The above picture is my attempt to provide a semblance of sanity with five kids on quarantine from school. I developed a system for them to keep track of intentional things they do with their time (they hadn’t had a chance to finish their chores yet).
If you’re anything like me and you’ve got young (and particularly aimless) kids at home right now, you are likely feeling parent guilt on a whole new level. Parent guilt is that realization that you should be doing more with them, should be more intentional, should be savoring every moment differently than you actually are in your exhausted state. And this is doubly true if you are attempting to work from home.
This tension applies to far more than parenting. The Apostle Paul writes that “So the trouble is not with the law, for it is spiritual and good. The trouble is with me, for I am all too human, a slave to sin. I don’t really understand myself, for I want to do what is right, but I don’t do it. Instead, I do what I hate.” (Romans 7:14-15).
I have resonated with this passage for a long time. My only resolve was to attempt to think my way out of it when I found myself in similar moments. Perhaps you can relate.
Yet I recently read something that has challenged this way of thinking. One of the early Church Fathers named John Cassian wrote that “The conflict in a person’s mind between wandering thoughts and the desire to adhere to God is beneficial inasmuch as it demonstrates how dependent one is on the divine assistance.”
This conflict is beneficial?

[Box coordinate listings]
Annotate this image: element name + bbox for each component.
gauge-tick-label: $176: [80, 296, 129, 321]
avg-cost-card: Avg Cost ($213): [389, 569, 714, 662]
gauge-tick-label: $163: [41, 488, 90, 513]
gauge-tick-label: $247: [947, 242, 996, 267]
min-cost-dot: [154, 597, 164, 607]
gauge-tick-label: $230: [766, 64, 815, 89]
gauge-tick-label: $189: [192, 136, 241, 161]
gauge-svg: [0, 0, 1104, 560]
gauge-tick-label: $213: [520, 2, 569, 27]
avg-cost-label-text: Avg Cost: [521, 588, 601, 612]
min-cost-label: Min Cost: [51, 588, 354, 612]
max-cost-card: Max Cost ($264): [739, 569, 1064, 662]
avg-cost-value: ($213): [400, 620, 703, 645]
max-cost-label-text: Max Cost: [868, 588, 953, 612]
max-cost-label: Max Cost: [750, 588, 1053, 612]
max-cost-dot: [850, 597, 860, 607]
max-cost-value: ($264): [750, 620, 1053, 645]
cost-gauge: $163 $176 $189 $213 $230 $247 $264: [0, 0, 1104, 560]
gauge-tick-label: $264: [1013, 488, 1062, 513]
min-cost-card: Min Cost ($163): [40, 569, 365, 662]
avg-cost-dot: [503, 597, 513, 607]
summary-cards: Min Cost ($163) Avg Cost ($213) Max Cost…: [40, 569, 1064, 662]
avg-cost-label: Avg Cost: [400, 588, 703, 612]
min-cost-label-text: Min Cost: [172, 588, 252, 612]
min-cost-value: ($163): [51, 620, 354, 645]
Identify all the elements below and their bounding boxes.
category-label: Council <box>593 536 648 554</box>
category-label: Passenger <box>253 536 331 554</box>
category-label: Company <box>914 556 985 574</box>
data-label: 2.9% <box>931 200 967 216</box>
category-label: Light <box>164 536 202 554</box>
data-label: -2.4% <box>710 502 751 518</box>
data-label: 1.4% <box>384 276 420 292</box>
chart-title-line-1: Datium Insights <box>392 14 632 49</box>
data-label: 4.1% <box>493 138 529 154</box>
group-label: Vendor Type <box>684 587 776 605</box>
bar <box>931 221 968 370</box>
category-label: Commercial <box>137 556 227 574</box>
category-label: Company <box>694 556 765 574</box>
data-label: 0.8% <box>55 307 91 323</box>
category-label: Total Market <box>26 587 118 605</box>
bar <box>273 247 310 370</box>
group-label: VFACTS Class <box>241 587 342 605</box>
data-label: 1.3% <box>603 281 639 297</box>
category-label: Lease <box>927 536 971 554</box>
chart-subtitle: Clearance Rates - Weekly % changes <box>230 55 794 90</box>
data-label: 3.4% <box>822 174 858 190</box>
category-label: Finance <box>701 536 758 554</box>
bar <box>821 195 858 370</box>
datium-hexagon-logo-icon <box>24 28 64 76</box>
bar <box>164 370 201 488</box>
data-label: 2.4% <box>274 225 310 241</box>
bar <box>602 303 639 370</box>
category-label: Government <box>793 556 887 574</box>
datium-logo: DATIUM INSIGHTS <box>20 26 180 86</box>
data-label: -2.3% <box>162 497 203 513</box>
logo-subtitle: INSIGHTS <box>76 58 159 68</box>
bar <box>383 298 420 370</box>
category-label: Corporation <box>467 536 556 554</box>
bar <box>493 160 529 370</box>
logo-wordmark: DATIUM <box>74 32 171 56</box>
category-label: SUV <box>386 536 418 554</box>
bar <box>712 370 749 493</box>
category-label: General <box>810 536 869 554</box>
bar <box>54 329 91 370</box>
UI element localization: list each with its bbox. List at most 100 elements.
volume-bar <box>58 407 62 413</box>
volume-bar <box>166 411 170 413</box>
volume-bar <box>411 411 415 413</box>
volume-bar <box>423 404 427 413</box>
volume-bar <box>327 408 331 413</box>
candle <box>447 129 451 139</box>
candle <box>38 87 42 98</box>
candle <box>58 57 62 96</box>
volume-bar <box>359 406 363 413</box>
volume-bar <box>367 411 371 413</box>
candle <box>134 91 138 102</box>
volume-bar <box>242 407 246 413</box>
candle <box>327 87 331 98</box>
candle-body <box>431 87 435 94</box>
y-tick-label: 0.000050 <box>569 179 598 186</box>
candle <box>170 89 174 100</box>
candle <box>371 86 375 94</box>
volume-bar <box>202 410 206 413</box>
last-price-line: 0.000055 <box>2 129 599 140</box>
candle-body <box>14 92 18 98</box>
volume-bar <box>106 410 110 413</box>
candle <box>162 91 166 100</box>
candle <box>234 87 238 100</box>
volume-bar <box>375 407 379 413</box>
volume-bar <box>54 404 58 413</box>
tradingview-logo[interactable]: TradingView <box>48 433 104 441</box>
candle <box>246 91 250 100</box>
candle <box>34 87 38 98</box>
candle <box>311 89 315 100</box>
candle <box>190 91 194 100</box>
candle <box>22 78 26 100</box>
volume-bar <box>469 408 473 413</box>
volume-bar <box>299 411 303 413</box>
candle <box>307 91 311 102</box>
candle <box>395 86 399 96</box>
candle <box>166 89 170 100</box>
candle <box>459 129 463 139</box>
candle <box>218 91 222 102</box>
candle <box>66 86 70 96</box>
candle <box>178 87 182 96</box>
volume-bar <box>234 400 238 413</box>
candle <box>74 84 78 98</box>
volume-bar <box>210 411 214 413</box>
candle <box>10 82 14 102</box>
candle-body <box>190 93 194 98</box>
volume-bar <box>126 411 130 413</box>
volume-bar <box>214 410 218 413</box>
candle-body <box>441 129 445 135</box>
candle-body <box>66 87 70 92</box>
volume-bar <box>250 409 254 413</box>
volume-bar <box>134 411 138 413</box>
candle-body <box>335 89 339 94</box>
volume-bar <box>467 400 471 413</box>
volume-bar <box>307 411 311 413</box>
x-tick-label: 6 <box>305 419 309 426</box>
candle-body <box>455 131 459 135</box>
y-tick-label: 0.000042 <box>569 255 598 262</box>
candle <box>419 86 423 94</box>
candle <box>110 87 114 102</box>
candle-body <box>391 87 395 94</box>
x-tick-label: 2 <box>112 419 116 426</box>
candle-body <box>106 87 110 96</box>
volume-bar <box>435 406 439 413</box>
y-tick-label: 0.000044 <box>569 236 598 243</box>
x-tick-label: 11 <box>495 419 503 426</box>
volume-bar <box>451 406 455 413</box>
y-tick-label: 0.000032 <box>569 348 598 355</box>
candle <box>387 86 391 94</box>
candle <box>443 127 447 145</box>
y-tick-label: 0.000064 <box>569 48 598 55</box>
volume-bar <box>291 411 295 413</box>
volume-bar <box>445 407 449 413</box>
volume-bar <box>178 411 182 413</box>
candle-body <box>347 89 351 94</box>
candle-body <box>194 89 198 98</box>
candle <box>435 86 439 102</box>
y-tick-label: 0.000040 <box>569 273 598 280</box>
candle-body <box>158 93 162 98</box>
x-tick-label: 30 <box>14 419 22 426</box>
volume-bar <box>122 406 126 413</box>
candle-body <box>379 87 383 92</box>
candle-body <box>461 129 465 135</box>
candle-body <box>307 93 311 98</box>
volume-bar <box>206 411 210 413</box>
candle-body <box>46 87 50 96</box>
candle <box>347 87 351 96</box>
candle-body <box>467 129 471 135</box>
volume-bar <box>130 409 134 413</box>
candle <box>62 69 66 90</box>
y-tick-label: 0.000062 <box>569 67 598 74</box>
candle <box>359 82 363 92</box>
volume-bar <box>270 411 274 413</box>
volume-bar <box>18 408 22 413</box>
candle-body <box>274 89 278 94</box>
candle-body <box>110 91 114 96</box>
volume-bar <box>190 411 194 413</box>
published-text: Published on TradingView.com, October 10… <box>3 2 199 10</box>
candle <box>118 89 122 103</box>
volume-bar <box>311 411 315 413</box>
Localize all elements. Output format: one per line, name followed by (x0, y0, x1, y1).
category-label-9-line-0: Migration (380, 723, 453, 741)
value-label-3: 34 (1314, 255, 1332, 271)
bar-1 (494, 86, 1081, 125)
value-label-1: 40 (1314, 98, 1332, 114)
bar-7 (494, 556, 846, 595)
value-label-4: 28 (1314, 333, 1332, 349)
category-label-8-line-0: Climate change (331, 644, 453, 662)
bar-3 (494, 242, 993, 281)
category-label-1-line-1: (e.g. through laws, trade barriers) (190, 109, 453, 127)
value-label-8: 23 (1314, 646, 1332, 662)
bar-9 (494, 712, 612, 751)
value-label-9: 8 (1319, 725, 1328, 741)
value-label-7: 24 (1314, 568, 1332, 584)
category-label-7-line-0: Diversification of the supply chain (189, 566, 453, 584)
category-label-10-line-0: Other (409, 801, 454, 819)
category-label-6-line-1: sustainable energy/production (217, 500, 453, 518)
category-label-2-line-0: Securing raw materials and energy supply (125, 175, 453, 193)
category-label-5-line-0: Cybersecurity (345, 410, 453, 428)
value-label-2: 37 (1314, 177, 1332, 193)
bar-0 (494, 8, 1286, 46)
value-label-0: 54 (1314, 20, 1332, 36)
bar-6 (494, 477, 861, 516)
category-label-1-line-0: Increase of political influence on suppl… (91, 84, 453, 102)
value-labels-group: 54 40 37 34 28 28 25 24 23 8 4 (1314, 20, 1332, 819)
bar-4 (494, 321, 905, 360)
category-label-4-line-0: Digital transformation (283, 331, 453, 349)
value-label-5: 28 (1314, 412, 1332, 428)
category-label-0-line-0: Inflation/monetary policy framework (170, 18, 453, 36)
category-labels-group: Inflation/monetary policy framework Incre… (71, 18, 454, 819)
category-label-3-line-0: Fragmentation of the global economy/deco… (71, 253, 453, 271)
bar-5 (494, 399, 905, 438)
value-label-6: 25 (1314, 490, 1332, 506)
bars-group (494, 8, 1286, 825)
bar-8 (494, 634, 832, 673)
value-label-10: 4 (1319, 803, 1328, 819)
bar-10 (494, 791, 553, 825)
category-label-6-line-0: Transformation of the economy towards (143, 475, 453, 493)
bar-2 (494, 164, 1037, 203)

Written request A:
In the post about parent guilt, how many kids does the writer have home on quarantine from school?
Written request B:
In the records, starting with the first line and going on through the line with "min-cost-dot: [154, 597, 164, 607]", swap "gauge-tick-label" for "axis-tick-label" everywhere it appears, leaving all else unchanged. Give only those lines.

Reply A:
Five.

Reply B:
Annotate this image: element name + bbox for each component.
axis-tick-label: $176: [80, 296, 129, 321]
avg-cost-card: Avg Cost ($213): [389, 569, 714, 662]
axis-tick-label: $163: [41, 488, 90, 513]
axis-tick-label: $247: [947, 242, 996, 267]
min-cost-dot: [154, 597, 164, 607]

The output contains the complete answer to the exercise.